Objective
Pick out the lines below with "like" and list them.

[Dataset entries]
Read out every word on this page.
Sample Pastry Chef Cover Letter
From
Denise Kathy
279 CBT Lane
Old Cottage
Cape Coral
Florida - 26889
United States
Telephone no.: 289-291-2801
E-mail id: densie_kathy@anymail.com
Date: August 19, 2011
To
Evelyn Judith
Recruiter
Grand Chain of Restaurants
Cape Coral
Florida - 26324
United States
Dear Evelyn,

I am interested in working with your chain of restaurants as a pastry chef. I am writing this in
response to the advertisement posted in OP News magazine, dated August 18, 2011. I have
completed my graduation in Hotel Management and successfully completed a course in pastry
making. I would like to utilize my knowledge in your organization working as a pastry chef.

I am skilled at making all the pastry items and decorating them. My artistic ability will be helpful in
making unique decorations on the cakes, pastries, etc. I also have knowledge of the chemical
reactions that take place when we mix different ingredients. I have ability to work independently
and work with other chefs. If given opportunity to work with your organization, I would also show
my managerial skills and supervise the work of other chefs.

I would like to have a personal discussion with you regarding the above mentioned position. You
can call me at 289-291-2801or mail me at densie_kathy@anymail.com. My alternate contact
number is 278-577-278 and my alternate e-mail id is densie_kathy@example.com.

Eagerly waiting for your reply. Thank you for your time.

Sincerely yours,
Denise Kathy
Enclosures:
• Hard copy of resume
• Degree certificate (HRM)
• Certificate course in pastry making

* * *

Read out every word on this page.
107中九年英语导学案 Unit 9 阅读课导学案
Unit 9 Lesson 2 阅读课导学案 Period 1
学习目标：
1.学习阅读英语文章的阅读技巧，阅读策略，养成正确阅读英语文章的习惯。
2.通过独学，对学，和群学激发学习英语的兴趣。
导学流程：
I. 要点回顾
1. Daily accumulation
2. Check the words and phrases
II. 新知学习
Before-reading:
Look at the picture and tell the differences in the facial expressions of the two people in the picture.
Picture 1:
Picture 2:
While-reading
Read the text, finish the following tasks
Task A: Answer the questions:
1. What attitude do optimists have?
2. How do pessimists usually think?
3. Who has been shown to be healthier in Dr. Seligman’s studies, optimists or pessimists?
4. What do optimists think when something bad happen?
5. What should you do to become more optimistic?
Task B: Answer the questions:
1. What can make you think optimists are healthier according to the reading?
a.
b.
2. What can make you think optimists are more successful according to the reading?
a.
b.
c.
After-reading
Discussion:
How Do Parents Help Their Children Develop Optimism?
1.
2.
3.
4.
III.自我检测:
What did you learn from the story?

The result
making. I would like to utilize my knowledge in your organization working as a pastry chef.
I would like to have a personal discussion with you regarding the above mentioned position. You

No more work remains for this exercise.